-------- The input

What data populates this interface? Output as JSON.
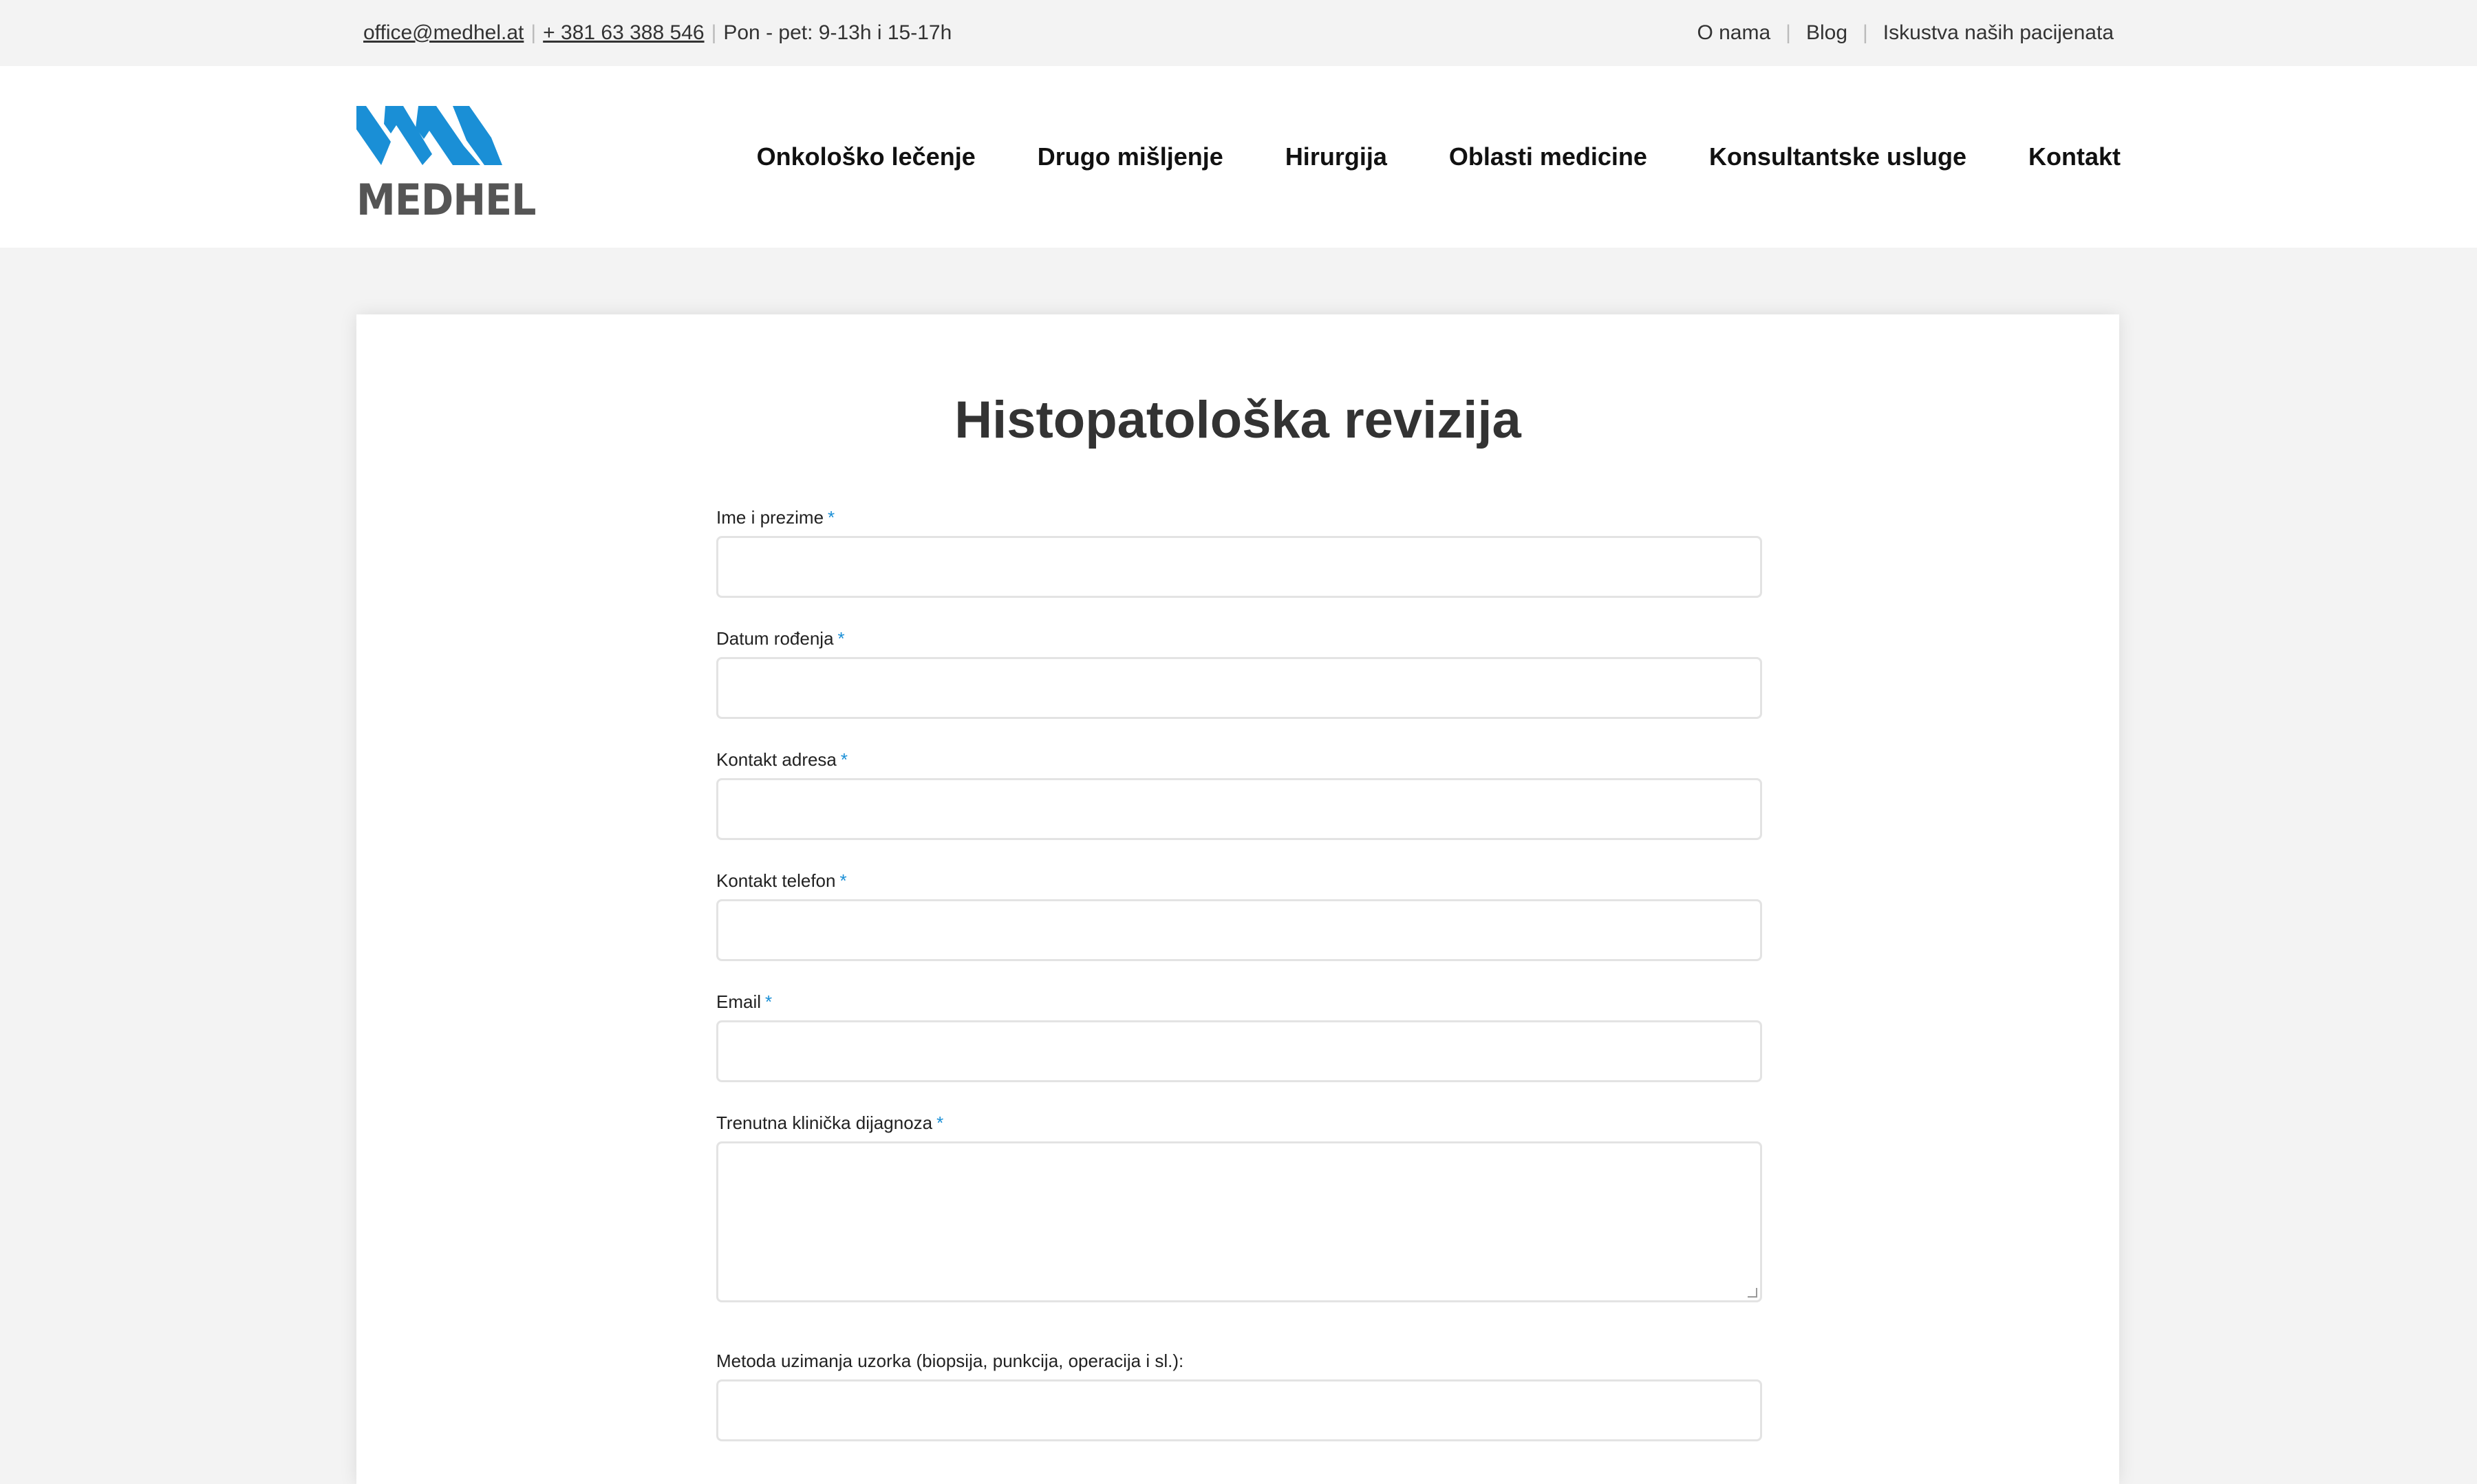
{
  "topbar": {
    "email": "office@medhel.at",
    "phone": "+ 381 63 388 546",
    "hours": "Pon - pet: 9-13h i 15-17h",
    "links": [
      "O nama",
      "Blog",
      "Iskustva naših pacijenata"
    ]
  },
  "logo": {
    "text": "MEDHEL",
    "color": "#1a8fd6"
  },
  "nav": [
    "Onkološko lečenje",
    "Drugo mišljenje",
    "Hirurgija",
    "Oblasti medicine",
    "Konsultantske usluge",
    "Kontakt"
  ],
  "page": {
    "title": "Histopatološka revizija"
  },
  "form": {
    "required_marker": "*",
    "fields": [
      {
        "label": "Ime i prezime",
        "value": ""
      },
      {
        "label": "Datum rođenja",
        "value": ""
      },
      {
        "label": "Kontakt adresa",
        "value": ""
      },
      {
        "label": "Kontakt telefon",
        "value": ""
      },
      {
        "label": "Email",
        "value": ""
      },
      {
        "label": "Trenutna klinička dijagnoza",
        "value": ""
      },
      {
        "label": "Metoda uzimanja uzorka (biopsija, punkcija, operacija i sl.):",
        "value": ""
      }
    ]
  }
}
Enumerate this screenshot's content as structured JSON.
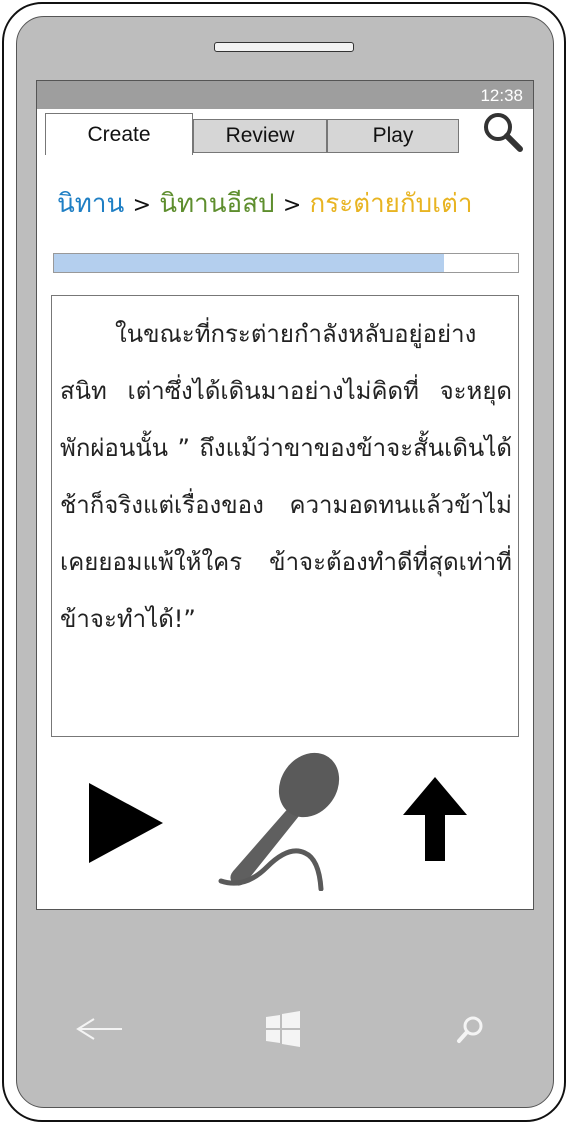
{
  "status": {
    "time": "12:38"
  },
  "tabs": [
    {
      "label": "Create",
      "active": true
    },
    {
      "label": "Review",
      "active": false
    },
    {
      "label": "Play",
      "active": false
    }
  ],
  "breadcrumb": {
    "items": [
      "นิทาน",
      "นิทานอีสป",
      "กระต่ายกับเต่า"
    ],
    "separator": ">",
    "colors": [
      "#1f7fc4",
      "#5e8e2e",
      "#e8b422"
    ]
  },
  "progress": {
    "fraction": 0.84
  },
  "story": {
    "text": "ในขณะที่กระต่ายกำลังหลับอยู่อย่างสนิท เต่าซึ่งได้เดินมาอย่างไม่คิดที่ จะหยุดพักผ่อนนั้น ” ถึงแม้ว่าขาของข้าจะสั้นเดินได้ช้าก็จริงแต่เรื่องของ ความอดทนแล้วข้าไม่เคยยอมแพ้ให้ใคร ข้าจะต้องทำดีที่สุดเท่าที่ข้าจะทำได้!”"
  },
  "controls": {
    "play_icon": "play-icon",
    "mic_icon": "microphone-icon",
    "upload_icon": "arrow-up-icon"
  },
  "nav": {
    "back_icon": "back-arrow-icon",
    "home_icon": "windows-logo-icon",
    "search_icon": "search-icon"
  }
}
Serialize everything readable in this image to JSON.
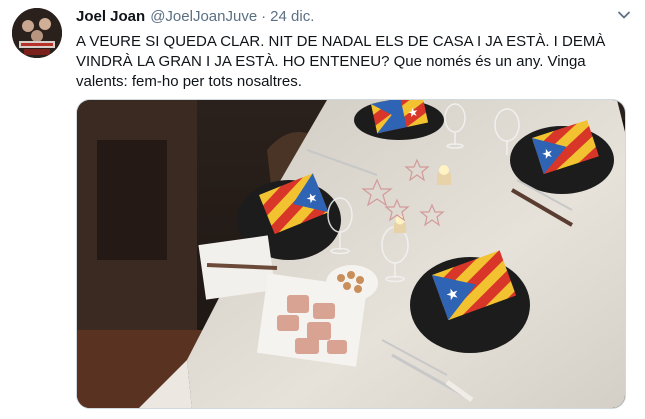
{
  "tweet": {
    "author_name": "Joel Joan",
    "author_handle": "@JoelJoanJuve",
    "separator": "·",
    "date": "24 dic.",
    "text": "A VEURE SI QUEDA CLAR. NIT DE NADAL ELS DE CASA I JA ESTÀ. I DEMÀ VINDRÀ LA GRAN I JA ESTÀ. HO ENTENEU? Que només és un any. Vinga valents: fem-ho per tots nosaltres."
  },
  "icons": {
    "more_menu": "chevron-down-icon"
  },
  "colors": {
    "name": "#0f1419",
    "secondary_text": "#5b7083",
    "media_border": "#cfd9de",
    "flag_yellow": "#f2c230",
    "flag_red": "#d9362a",
    "flag_blue": "#2f63b4"
  }
}
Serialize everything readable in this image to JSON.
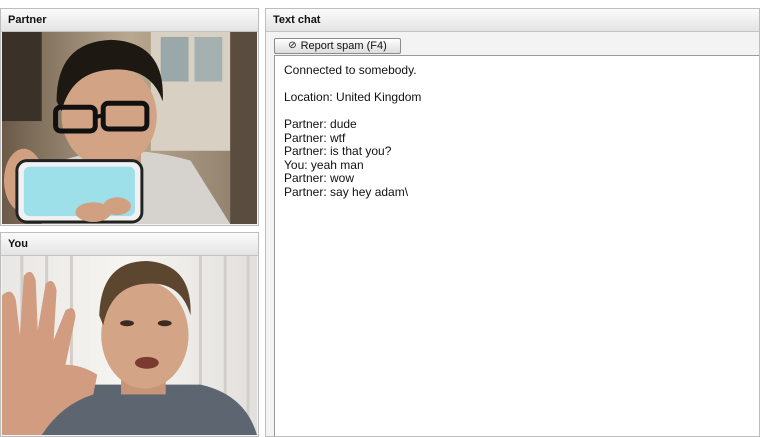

----------------

*Set task*
Every line above should be returned word for word, with the pictures left behind.

*Exercise output*
What data populates this interface? Output as JSON.
{
  "topbar": {
    "email": "office@medhel.at",
    "phone": "+ 381 63 388 546",
    "hours": "Pon - pet: 9-13h i 15-17h",
    "links": [
      "O nama",
      "Blog",
      "Iskustva naših pacijenata"
    ]
  },
  "logo": {
    "text": "MEDHEL",
    "color": "#1a8fd6"
  },
  "nav": [
    "Onkološko lečenje",
    "Drugo mišljenje",
    "Hirurgija",
    "Oblasti medicine",
    "Konsultantske usluge",
    "Kontakt"
  ],
  "page": {
    "title": "Histopatološka revizija"
  },
  "form": {
    "required_marker": "*",
    "fields": [
      {
        "label": "Ime i prezime",
        "value": ""
      },
      {
        "label": "Datum rođenja",
        "value": ""
      },
      {
        "label": "Kontakt adresa",
        "value": ""
      },
      {
        "label": "Kontakt telefon",
        "value": ""
      },
      {
        "label": "Email",
        "value": ""
      },
      {
        "label": "Trenutna klinička dijagnoza",
        "value": ""
      },
      {
        "label": "Metoda uzimanja uzorka (biopsija, punkcija, operacija i sl.):",
        "value": ""
      }
    ]
  }
}
Enumerate this screenshot's content as structured JSON.
{
  "status": {
    "time": "12:38"
  },
  "tabs": [
    {
      "label": "Create",
      "active": true
    },
    {
      "label": "Review",
      "active": false
    },
    {
      "label": "Play",
      "active": false
    }
  ],
  "breadcrumb": {
    "items": [
      "นิทาน",
      "นิทานอีสป",
      "กระต่ายกับเต่า"
    ],
    "separator": ">",
    "colors": [
      "#1f7fc4",
      "#5e8e2e",
      "#e8b422"
    ]
  },
  "progress": {
    "fraction": 0.84
  },
  "story": {
    "text": "ในขณะที่กระต่ายกำลังหลับอยู่อย่างสนิท เต่าซึ่งได้เดินมาอย่างไม่คิดที่ จะหยุดพักผ่อนนั้น ” ถึงแม้ว่าขาของข้าจะสั้นเดินได้ช้าก็จริงแต่เรื่องของ ความอดทนแล้วข้าไม่เคยยอมแพ้ให้ใคร ข้าจะต้องทำดีที่สุดเท่าที่ข้าจะทำได้!”"
  },
  "controls": {
    "play_icon": "play-icon",
    "mic_icon": "microphone-icon",
    "upload_icon": "arrow-up-icon"
  },
  "nav": {
    "back_icon": "back-arrow-icon",
    "home_icon": "windows-logo-icon",
    "search_icon": "search-icon"
  }
}
Serialize everything readable in this image to JSON.
{
  "tweet": {
    "author_name": "Joel Joan",
    "author_handle": "@JoelJoanJuve",
    "separator": "·",
    "date": "24 dic.",
    "text": "A VEURE SI QUEDA CLAR. NIT DE NADAL ELS DE CASA I JA ESTÀ. I DEMÀ VINDRÀ LA GRAN I JA ESTÀ. HO ENTENEU? Que només és un any. Vinga valents: fem-ho per tots nosaltres."
  },
  "icons": {
    "more_menu": "chevron-down-icon"
  },
  "colors": {
    "name": "#0f1419",
    "secondary_text": "#5b7083",
    "media_border": "#cfd9de",
    "flag_yellow": "#f2c230",
    "flag_red": "#d9362a",
    "flag_blue": "#2f63b4"
  }
}
Serialize everything readable in this image to JSON.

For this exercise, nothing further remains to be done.